### REQUIREMENT:
In the listing that follows, how many lines contain "крупного"? Give the number only.

### EXTRACTED RECORDS:
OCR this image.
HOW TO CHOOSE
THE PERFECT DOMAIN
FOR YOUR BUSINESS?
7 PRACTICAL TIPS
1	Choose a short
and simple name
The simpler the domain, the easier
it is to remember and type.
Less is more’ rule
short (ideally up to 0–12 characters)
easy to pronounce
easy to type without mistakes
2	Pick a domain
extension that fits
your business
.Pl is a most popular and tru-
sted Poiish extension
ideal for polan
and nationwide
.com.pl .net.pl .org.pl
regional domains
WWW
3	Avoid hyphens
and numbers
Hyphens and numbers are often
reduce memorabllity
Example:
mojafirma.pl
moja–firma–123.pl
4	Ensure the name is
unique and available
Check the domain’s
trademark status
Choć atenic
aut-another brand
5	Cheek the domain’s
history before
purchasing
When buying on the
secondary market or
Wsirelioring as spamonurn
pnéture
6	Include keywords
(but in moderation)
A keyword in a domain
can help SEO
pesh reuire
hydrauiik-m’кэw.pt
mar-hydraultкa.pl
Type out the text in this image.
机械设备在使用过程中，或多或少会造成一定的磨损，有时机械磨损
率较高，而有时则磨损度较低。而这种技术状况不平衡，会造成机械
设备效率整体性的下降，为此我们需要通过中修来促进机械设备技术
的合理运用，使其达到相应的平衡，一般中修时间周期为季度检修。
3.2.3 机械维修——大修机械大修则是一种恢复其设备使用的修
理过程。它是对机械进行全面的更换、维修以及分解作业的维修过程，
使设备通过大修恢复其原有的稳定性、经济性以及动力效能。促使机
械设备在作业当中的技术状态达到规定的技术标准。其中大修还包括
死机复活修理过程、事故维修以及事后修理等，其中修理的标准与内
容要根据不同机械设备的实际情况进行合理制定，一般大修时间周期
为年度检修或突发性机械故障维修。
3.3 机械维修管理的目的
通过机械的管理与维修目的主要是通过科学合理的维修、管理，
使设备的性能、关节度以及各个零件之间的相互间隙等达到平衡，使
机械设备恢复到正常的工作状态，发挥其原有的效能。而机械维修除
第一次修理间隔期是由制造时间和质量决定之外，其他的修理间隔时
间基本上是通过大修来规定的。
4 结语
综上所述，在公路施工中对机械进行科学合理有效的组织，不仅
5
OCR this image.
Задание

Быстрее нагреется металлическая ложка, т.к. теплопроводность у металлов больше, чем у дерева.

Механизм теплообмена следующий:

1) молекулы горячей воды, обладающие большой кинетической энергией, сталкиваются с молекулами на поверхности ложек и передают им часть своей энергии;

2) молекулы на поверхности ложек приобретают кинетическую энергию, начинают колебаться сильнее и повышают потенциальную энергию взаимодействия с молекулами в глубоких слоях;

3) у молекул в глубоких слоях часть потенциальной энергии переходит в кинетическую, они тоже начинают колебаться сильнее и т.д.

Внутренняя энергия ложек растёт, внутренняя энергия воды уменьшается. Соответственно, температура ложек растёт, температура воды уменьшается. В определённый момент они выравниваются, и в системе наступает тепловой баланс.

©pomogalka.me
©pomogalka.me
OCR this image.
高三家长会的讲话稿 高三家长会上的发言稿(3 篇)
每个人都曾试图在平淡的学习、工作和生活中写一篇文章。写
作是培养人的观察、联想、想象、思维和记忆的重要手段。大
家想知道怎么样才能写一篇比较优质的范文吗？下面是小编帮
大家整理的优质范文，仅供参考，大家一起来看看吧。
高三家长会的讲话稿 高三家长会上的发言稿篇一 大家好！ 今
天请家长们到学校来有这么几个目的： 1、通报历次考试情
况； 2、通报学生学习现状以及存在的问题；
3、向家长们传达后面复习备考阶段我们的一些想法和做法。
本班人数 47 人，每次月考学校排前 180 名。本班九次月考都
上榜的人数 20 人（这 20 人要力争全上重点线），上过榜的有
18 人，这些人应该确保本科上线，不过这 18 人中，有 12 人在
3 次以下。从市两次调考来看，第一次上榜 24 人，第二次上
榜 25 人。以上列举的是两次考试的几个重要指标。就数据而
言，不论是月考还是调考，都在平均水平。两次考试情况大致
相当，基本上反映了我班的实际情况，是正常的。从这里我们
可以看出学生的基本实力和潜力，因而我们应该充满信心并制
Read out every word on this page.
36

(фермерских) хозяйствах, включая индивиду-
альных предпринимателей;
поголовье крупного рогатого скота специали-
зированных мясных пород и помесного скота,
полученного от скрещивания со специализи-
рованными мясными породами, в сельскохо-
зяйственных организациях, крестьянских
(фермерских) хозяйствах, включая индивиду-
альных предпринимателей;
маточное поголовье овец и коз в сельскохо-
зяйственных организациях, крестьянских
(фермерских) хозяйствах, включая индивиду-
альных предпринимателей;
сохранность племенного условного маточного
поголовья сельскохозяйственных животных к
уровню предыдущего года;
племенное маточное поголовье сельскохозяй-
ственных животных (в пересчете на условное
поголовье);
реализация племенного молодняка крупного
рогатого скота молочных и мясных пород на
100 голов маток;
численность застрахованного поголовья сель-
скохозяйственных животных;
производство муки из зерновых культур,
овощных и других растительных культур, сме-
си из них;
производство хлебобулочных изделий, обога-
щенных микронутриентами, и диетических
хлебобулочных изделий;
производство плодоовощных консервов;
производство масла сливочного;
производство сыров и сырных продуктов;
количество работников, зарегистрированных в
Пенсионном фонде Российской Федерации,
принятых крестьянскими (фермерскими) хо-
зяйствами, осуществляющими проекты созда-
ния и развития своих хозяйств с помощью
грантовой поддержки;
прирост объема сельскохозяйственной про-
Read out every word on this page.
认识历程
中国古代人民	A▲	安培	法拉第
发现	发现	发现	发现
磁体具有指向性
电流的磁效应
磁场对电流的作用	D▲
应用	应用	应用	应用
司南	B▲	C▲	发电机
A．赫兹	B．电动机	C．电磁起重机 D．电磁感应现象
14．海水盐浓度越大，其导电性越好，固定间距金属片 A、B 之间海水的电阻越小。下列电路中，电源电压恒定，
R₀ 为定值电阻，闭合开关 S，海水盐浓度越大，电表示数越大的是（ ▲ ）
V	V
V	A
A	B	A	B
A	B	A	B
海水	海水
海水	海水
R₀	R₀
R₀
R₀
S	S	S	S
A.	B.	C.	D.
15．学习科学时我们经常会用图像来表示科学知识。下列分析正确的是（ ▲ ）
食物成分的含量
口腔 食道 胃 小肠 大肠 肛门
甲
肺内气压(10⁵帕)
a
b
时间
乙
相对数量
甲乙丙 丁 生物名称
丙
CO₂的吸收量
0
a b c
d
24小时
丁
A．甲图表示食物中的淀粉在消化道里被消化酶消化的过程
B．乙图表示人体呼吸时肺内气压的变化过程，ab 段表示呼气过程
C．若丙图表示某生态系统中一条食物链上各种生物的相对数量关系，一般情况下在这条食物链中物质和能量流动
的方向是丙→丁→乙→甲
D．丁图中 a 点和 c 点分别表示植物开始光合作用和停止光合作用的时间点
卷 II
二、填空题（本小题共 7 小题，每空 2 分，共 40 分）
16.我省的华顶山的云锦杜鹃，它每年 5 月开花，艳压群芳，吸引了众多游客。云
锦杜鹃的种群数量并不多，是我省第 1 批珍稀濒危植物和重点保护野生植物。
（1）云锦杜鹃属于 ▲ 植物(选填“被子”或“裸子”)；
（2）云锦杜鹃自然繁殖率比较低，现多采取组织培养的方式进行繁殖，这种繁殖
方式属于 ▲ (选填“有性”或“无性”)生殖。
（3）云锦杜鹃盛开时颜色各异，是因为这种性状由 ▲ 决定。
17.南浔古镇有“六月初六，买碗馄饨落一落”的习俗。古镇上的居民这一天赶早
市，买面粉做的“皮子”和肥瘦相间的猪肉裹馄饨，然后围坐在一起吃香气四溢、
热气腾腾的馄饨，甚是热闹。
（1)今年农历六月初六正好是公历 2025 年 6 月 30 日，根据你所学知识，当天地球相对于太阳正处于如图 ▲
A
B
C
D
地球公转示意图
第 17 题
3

### COMPLETED TASK:
2